Give back exactly the lines from the "Read all visible content and emit it as JSON." line to the final line of the records, and only those, minus any pictures.

━━━━━ The input

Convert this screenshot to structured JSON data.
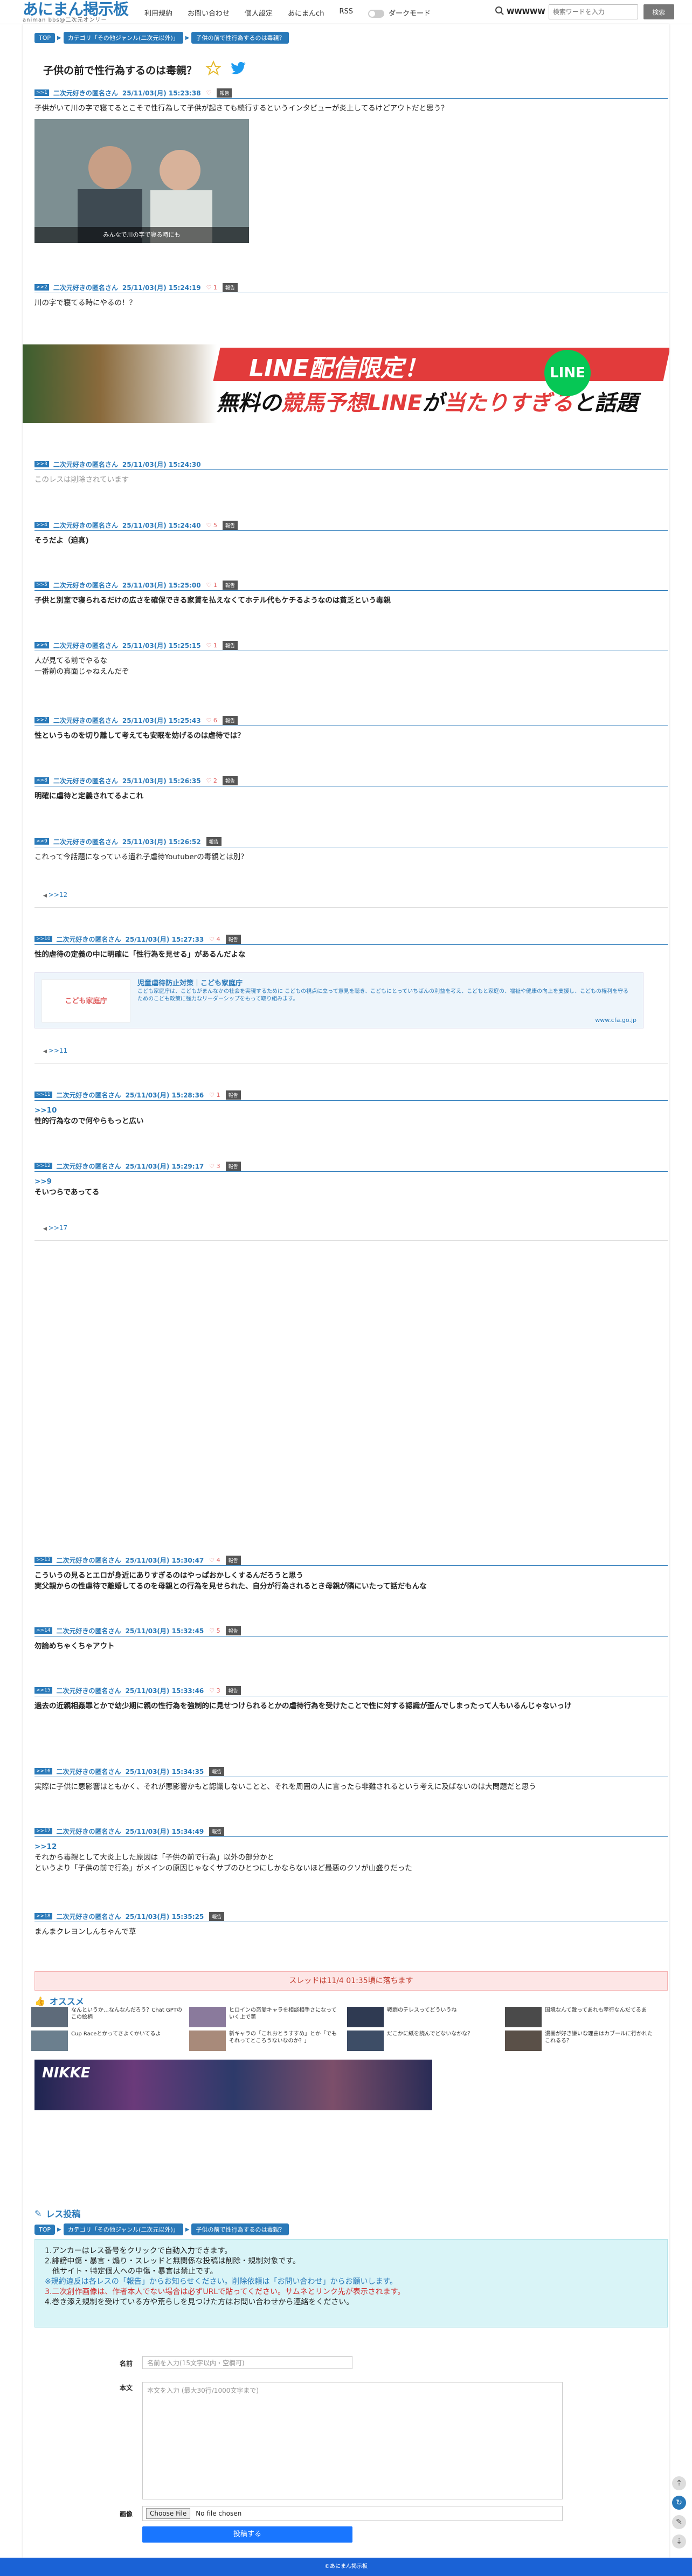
{
  "site": {
    "title": "あにまん掲示板",
    "subtitle": "animan bbs@二次元オンリー"
  },
  "nav": {
    "items": [
      "利用規約",
      "お問い合わせ",
      "個人設定",
      "あにまんch",
      "RSS"
    ],
    "dark_mode": "ダークモード"
  },
  "search": {
    "label": "WWWWW",
    "placeholder": "検索ワードを入力",
    "button": "検索"
  },
  "breadcrumb": [
    "TOP",
    "カテゴリ「その他ジャンル(二次元以外)」",
    "子供の前で性行為するのは毒親？"
  ],
  "thread": {
    "title": "子供の前で性行為するのは毒親？"
  },
  "banner": {
    "line1": "LINE配信限定！",
    "line2a": "無料の",
    "line2b": "競馬予想LINE",
    "line2c": "が",
    "line2d": "当たりすぎる",
    "line2e": "と話題に！",
    "line_icon": "LINE"
  },
  "posts": [
    {
      "no": "1",
      "name": "二次元好きの匿名さん",
      "date": "25/11/03(月) 15:23:38",
      "likes": "",
      "report": "報告",
      "body": "子供がいて川の字で寝てるとこそで性行為して子供が起きても続行するというインタビューが炎上してるけどアウトだと思う？",
      "thumb_caption": "みんなで川の字で寝る時にも"
    },
    {
      "no": "2",
      "name": "二次元好きの匿名さん",
      "date": "25/11/03(月) 15:24:19",
      "likes": "1",
      "report": "報告",
      "body": "川の字で寝てる時にやるの！？"
    },
    {
      "no": "3",
      "name": "二次元好きの匿名さん",
      "date": "25/11/03(月) 15:24:30",
      "likes": "",
      "report": "",
      "body": "このレスは削除されています"
    },
    {
      "no": "4",
      "name": "二次元好きの匿名さん",
      "date": "25/11/03(月) 15:24:40",
      "likes": "5",
      "report": "報告",
      "body": "そうだよ（迫真)"
    },
    {
      "no": "5",
      "name": "二次元好きの匿名さん",
      "date": "25/11/03(月) 15:25:00",
      "likes": "1",
      "report": "報告",
      "body": "子供と別室で寝られるだけの広さを確保できる家賃を払えなくてホテル代もケチるようなのは貧乏という毒親"
    },
    {
      "no": "6",
      "name": "二次元好きの匿名さん",
      "date": "25/11/03(月) 15:25:15",
      "likes": "1",
      "report": "報告",
      "body": "人が見てる前でやるな\n一番前の真面じゃねえんだぞ"
    },
    {
      "no": "7",
      "name": "二次元好きの匿名さん",
      "date": "25/11/03(月) 15:25:43",
      "likes": "6",
      "report": "報告",
      "body": "性というものを切り離して考えても安眠を妨げるのは虐待では？"
    },
    {
      "no": "8",
      "name": "二次元好きの匿名さん",
      "date": "25/11/03(月) 15:26:35",
      "likes": "2",
      "report": "報告",
      "body": "明確に虐待と定義されてるよこれ"
    },
    {
      "no": "9",
      "name": "二次元好きの匿名さん",
      "date": "25/11/03(月) 15:26:52",
      "likes": "",
      "report": "報告",
      "body": "これって今話題になっている遺れ子虐待Youtuberの毒親とは別？",
      "replies": ">>12"
    },
    {
      "no": "10",
      "name": "二次元好きの匿名さん",
      "date": "25/11/03(月) 15:27:33",
      "likes": "4",
      "report": "報告",
      "body": "性的虐待の定義の中に明確に「性行為を見せる」があるんだよな",
      "replies": ">>11"
    },
    {
      "no": "11",
      "name": "二次元好きの匿名さん",
      "date": "25/11/03(月) 15:28:36",
      "likes": "1",
      "report": "報告",
      "ref": ">>10",
      "body": "性的行為なので何やらもっと広い"
    },
    {
      "no": "12",
      "name": "二次元好きの匿名さん",
      "date": "25/11/03(月) 15:29:17",
      "likes": "3",
      "report": "報告",
      "ref": ">>9",
      "body": "そいつらであってる",
      "replies": ">>17"
    },
    {
      "no": "13",
      "name": "二次元好きの匿名さん",
      "date": "25/11/03(月) 15:30:47",
      "likes": "4",
      "report": "報告",
      "body": "こういうの見るとエロが身近にありすぎるのはやっぱおかしくするんだろうと思う\n実父親からの性虐待で離婚してるのを母親との行為を見せられた、自分が行為されるとき母親が隣にいたって話だもんな"
    },
    {
      "no": "14",
      "name": "二次元好きの匿名さん",
      "date": "25/11/03(月) 15:32:45",
      "likes": "5",
      "report": "報告",
      "body": "勿論めちゃくちゃアウト"
    },
    {
      "no": "15",
      "name": "二次元好きの匿名さん",
      "date": "25/11/03(月) 15:33:46",
      "likes": "3",
      "report": "報告",
      "body": "過去の近親相姦罪とかで幼少期に親の性行為を強制的に見せつけられるとかの虐待行為を受けたことで性に対する認識が歪んでしまったって人もいるんじゃないっけ"
    },
    {
      "no": "16",
      "name": "二次元好きの匿名さん",
      "date": "25/11/03(月) 15:34:35",
      "likes": "",
      "report": "報告",
      "body": "実際に子供に悪影響はともかく、それが悪影響かもと認識しないことと、それを周囲の人に言ったら非難されるという考えに及ばないのは大問題だと思う"
    },
    {
      "no": "17",
      "name": "二次元好きの匿名さん",
      "date": "25/11/03(月) 15:34:49",
      "likes": "",
      "report": "報告",
      "ref": ">>12",
      "body": "それから毒親として大炎上した原因は「子供の前で行為」以外の部分かと\nというより「子供の前で行為」がメインの原因じゃなくサブのひとつにしかならないほど最悪のクソが山盛りだった"
    },
    {
      "no": "18",
      "name": "二次元好きの匿名さん",
      "date": "25/11/03(月) 15:35:25",
      "likes": "",
      "report": "報告",
      "body": "まんまクレヨンしんちゃんで草"
    }
  ],
  "embed": {
    "logo": "こども家庭庁",
    "title": "児童虐待防止対策｜こども家庭庁",
    "desc": "こども家庭庁は、こどもがまんなかの社会を実現するために こどもの視点に立って意見を聴き、こどもにとっていちばんの利益を考え、こどもと家庭の、福祉や健康の向上を支援し、こどもの権利を守るためのこども政策に強力なリーダーシップをもって取り組みます。",
    "url": "www.cfa.go.jp"
  },
  "closed": "スレッドは11/4 01:35頃に落ちます",
  "osusume": {
    "title": "オススメ",
    "items": [
      "なんというか…なんなんだろう？Chat GPTのこの絵柄",
      "ヒロインの恋愛キャラを相談相手さになっていく上で第",
      "戦闘のテレスってどういうね",
      "国境なんて敵ってあれも孝行なんだてるあ",
      "Cup Raceとかってさよくかいてるよ",
      "新キャラの「これおとうすすめ」とか「でもそれってところうないなのか？」",
      "だこかに紙を読んでどないなかな？",
      "漫画が好き嫌いな理由はカブールに行かれたこれるる？"
    ],
    "ad": "NIKKE"
  },
  "form": {
    "title": "レス投稿",
    "rules": [
      "1.アンカーはレス番号をクリックで自動入力できます。",
      "2.誹謗中傷・暴言・煽り・スレッドと無関係な投稿は削除・規制対象です。",
      "　他サイト・特定個人への中傷・暴言は禁止です。",
      "※規約違反は各レスの「報告」からお知らせください。削除依頼は「お問い合わせ」からお願いします。",
      "3.二次創作画像は、作者本人でない場合は必ずURLで貼ってください。サムネとリンク先が表示されます。",
      "4.巻き添え規制を受けている方や荒らしを見つけた方はお問い合わせから連絡をください。"
    ],
    "name_label": "名前",
    "name_placeholder": "名前を入力(15文字以内・空欄可)",
    "body_label": "本文",
    "body_placeholder": "本文を入力 (最大30行/1000文字まで)",
    "image_label": "画像",
    "file_button": "Choose File",
    "file_status": "No file chosen",
    "submit": "投稿する"
  },
  "footer": "©あにまん掲示板"
}
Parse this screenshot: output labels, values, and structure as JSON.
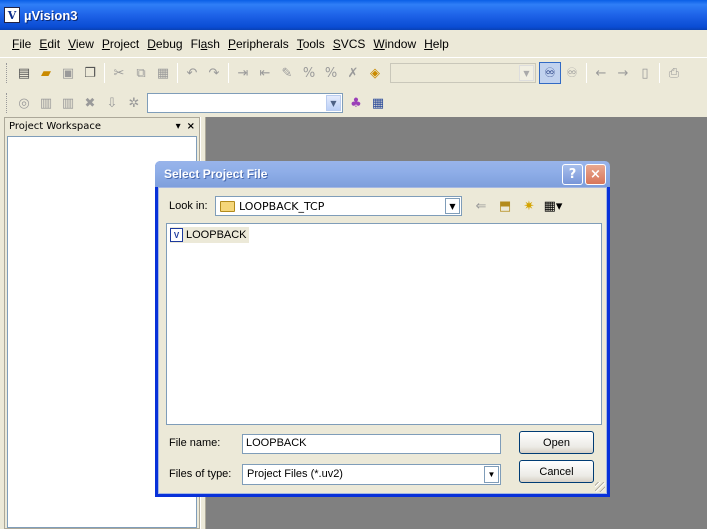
{
  "app": {
    "title": "µVision3",
    "icon_letter": "V"
  },
  "menu": [
    "File",
    "Edit",
    "View",
    "Project",
    "Debug",
    "Flash",
    "Peripherals",
    "Tools",
    "SVCS",
    "Window",
    "Help"
  ],
  "menu_underline": [
    "F",
    "E",
    "V",
    "P",
    "D",
    "a",
    "P",
    "T",
    "S",
    "W",
    "H"
  ],
  "toolbar2": {
    "build_target_combo": ""
  },
  "workspace": {
    "title": "Project Workspace",
    "pin": "▾",
    "close": "×"
  },
  "dialog": {
    "title": "Select Project File",
    "help_button": "?",
    "close_button": "×",
    "look_in_label": "Look in:",
    "look_in_value": "LOOPBACK_TCP",
    "files": [
      {
        "name": "LOOPBACK",
        "icon": "uv2-project-file-icon"
      }
    ],
    "file_name_label": "File name:",
    "file_name_value": "LOOPBACK",
    "files_of_type_label": "Files of type:",
    "files_of_type_value": "Project Files (*.uv2)",
    "open_button": "Open",
    "cancel_button": "Cancel"
  }
}
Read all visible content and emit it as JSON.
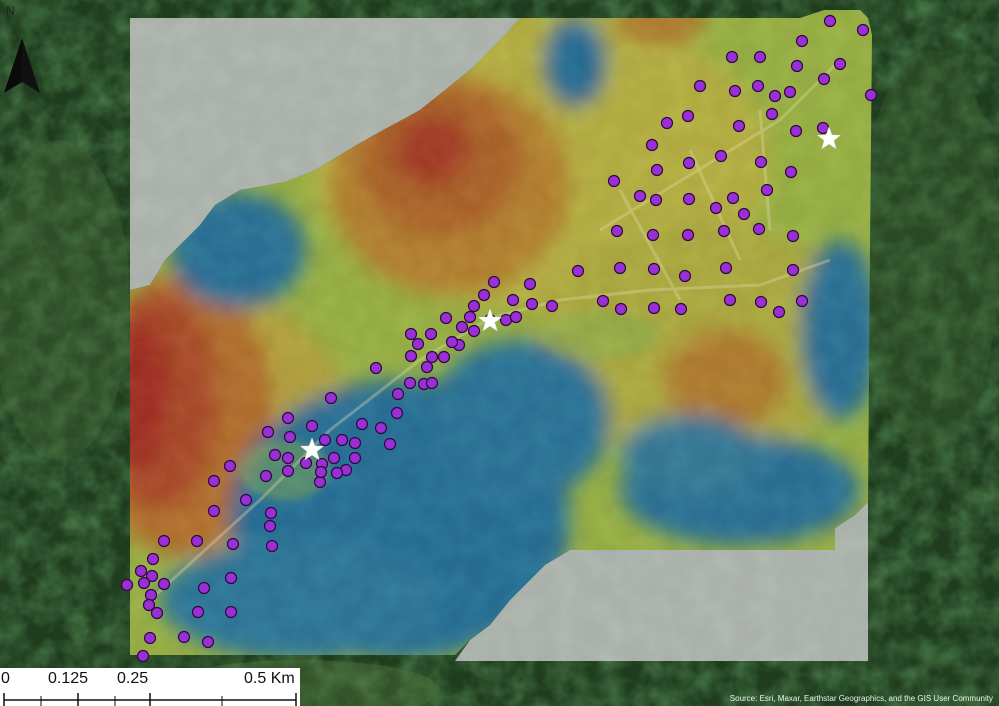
{
  "map": {
    "colors": {
      "background_forest": "#1d3a1c",
      "no_data": "#c8c8c8",
      "low": "#2e7db3",
      "mid_low": "#8cbf5a",
      "mid": "#d8c84a",
      "mid_high": "#d9902f",
      "high": "#c8352a",
      "sample_point": "#9b2fd6",
      "sample_stroke": "#2b0a3d",
      "star": "#ffffff"
    },
    "legend_north": {
      "label": "N",
      "icon": "north-arrow-icon"
    },
    "scale_bar": {
      "labels": [
        "0",
        "0.125",
        "0.25",
        "0.5 Km"
      ]
    },
    "attribution": "Source: Esri, Maxar, Earthstar Geographics, and the GIS User Community",
    "sample_point_count": 162,
    "star_marker_count": 3
  }
}
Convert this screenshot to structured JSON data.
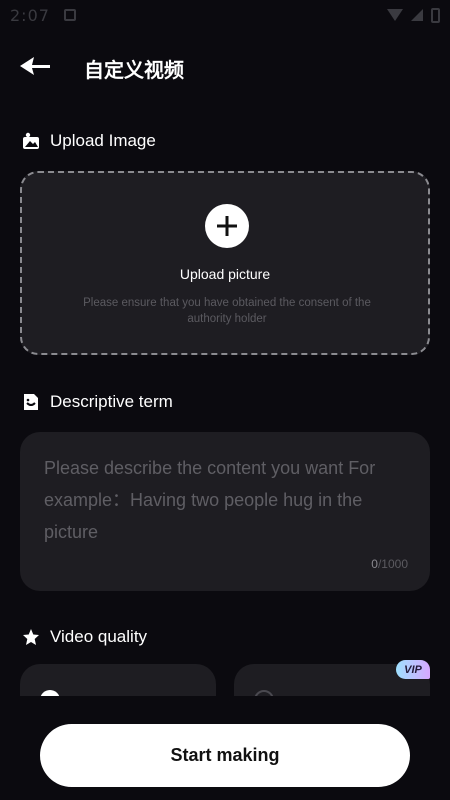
{
  "status_bar": {
    "time": "2:07"
  },
  "header": {
    "title": "自定义视频"
  },
  "upload_section": {
    "label": "Upload Image",
    "button_label": "Upload picture",
    "note": "Please ensure that you have obtained the consent of the authority holder"
  },
  "description_section": {
    "label": "Descriptive term",
    "placeholder": "Please describe the content you want For example：Having two people hug in the picture",
    "value": "",
    "count_current": "0",
    "count_max": "/1000"
  },
  "quality_section": {
    "label": "Video quality",
    "options": [
      {
        "selected": true,
        "vip": false
      },
      {
        "selected": false,
        "vip": true,
        "badge": "VIP"
      }
    ]
  },
  "footer": {
    "start_label": "Start making"
  },
  "colors": {
    "background": "#0b0a0f",
    "card": "#1e1d22",
    "accent": "#ffffff"
  }
}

━━━━━━━━━━

◆ Correct result:
Read all visible content and emit it as JSON.
{
  "map": {
    "colors": {
      "background_forest": "#1d3a1c",
      "no_data": "#c8c8c8",
      "low": "#2e7db3",
      "mid_low": "#8cbf5a",
      "mid": "#d8c84a",
      "mid_high": "#d9902f",
      "high": "#c8352a",
      "sample_point": "#9b2fd6",
      "sample_stroke": "#2b0a3d",
      "star": "#ffffff"
    },
    "legend_north": {
      "label": "N",
      "icon": "north-arrow-icon"
    },
    "scale_bar": {
      "labels": [
        "0",
        "0.125",
        "0.25",
        "0.5 Km"
      ]
    },
    "attribution": "Source: Esri, Maxar, Earthstar Geographics, and the GIS User Community",
    "sample_point_count": 162,
    "star_marker_count": 3
  }
}
Convert this screenshot to structured JSON data.
{
  "status_bar": {
    "time": "2:07"
  },
  "header": {
    "title": "自定义视频"
  },
  "upload_section": {
    "label": "Upload Image",
    "button_label": "Upload picture",
    "note": "Please ensure that you have obtained the consent of the authority holder"
  },
  "description_section": {
    "label": "Descriptive term",
    "placeholder": "Please describe the content you want For example：Having two people hug in the picture",
    "value": "",
    "count_current": "0",
    "count_max": "/1000"
  },
  "quality_section": {
    "label": "Video quality",
    "options": [
      {
        "selected": true,
        "vip": false
      },
      {
        "selected": false,
        "vip": true,
        "badge": "VIP"
      }
    ]
  },
  "footer": {
    "start_label": "Start making"
  },
  "colors": {
    "background": "#0b0a0f",
    "card": "#1e1d22",
    "accent": "#ffffff"
  }
}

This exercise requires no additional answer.